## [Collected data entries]

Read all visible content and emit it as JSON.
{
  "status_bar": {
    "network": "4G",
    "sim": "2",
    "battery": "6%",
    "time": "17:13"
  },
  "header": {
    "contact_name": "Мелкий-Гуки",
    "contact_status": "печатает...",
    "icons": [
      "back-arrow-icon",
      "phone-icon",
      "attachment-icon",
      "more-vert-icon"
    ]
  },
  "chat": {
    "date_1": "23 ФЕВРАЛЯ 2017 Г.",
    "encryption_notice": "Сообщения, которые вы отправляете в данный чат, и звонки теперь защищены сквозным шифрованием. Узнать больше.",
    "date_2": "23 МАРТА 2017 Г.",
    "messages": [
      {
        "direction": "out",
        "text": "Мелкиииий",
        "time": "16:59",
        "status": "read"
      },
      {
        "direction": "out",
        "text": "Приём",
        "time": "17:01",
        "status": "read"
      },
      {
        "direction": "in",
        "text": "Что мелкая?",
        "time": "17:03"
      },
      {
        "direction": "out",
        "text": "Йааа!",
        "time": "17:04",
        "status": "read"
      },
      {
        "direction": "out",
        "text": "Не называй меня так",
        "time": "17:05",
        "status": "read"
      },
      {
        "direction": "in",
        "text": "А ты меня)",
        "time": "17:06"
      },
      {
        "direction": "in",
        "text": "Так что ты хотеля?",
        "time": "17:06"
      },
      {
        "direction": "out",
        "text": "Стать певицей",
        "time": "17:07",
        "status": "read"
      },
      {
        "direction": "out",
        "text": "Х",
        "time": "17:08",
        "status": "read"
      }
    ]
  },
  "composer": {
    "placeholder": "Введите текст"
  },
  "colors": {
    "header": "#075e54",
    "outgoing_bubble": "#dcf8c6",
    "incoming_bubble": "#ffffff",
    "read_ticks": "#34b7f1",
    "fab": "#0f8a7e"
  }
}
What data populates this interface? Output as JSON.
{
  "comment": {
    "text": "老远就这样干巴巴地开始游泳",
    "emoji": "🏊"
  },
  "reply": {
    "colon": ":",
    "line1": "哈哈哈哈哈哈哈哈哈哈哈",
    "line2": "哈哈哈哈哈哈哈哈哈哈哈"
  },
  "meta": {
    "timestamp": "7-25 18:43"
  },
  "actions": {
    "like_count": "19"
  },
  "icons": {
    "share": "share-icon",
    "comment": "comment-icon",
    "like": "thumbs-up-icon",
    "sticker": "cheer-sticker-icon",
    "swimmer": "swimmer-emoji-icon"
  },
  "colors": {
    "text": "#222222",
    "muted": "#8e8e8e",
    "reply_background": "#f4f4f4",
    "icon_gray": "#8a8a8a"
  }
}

## [Set exercise]
Return the full listing, character for character.

## [Problem solution]
Read all visible content and emit it as JSON.
{
  "status_bar": {
    "network": "4G",
    "sim": "2",
    "battery": "6%",
    "time": "17:13"
  },
  "header": {
    "contact_name": "Мелкий-Гуки",
    "contact_status": "печатает...",
    "icons": [
      "back-arrow-icon",
      "phone-icon",
      "attachment-icon",
      "more-vert-icon"
    ]
  },
  "chat": {
    "date_1": "23 ФЕВРАЛЯ 2017 Г.",
    "encryption_notice": "Сообщения, которые вы отправляете в данный чат, и звонки теперь защищены сквозным шифрованием. Узнать больше.",
    "date_2": "23 МАРТА 2017 Г.",
    "messages": [
      {
        "direction": "out",
        "text": "Мелкиииий",
        "time": "16:59",
        "status": "read"
      },
      {
        "direction": "out",
        "text": "Приём",
        "time": "17:01",
        "status": "read"
      },
      {
        "direction": "in",
        "text": "Что мелкая?",
        "time": "17:03"
      },
      {
        "direction": "out",
        "text": "Йааа!",
        "time": "17:04",
        "status": "read"
      },
      {
        "direction": "out",
        "text": "Не называй меня так",
        "time": "17:05",
        "status": "read"
      },
      {
        "direction": "in",
        "text": "А ты меня)",
        "time": "17:06"
      },
      {
        "direction": "in",
        "text": "Так что ты хотеля?",
        "time": "17:06"
      },
      {
        "direction": "out",
        "text": "Стать певицей",
        "time": "17:07",
        "status": "read"
      },
      {
        "direction": "out",
        "text": "Х",
        "time": "17:08",
        "status": "read"
      }
    ]
  },
  "composer": {
    "placeholder": "Введите текст"
  },
  "colors": {
    "header": "#075e54",
    "outgoing_bubble": "#dcf8c6",
    "incoming_bubble": "#ffffff",
    "read_ticks": "#34b7f1",
    "fab": "#0f8a7e"
  }
}
What data populates this interface? Output as JSON.
{
  "comment": {
    "text": "老远就这样干巴巴地开始游泳",
    "emoji": "🏊"
  },
  "reply": {
    "colon": ":",
    "line1": "哈哈哈哈哈哈哈哈哈哈哈",
    "line2": "哈哈哈哈哈哈哈哈哈哈哈"
  },
  "meta": {
    "timestamp": "7-25 18:43"
  },
  "actions": {
    "like_count": "19"
  },
  "icons": {
    "share": "share-icon",
    "comment": "comment-icon",
    "like": "thumbs-up-icon",
    "sticker": "cheer-sticker-icon",
    "swimmer": "swimmer-emoji-icon"
  },
  "colors": {
    "text": "#222222",
    "muted": "#8e8e8e",
    "reply_background": "#f4f4f4",
    "icon_gray": "#8a8a8a"
  }
}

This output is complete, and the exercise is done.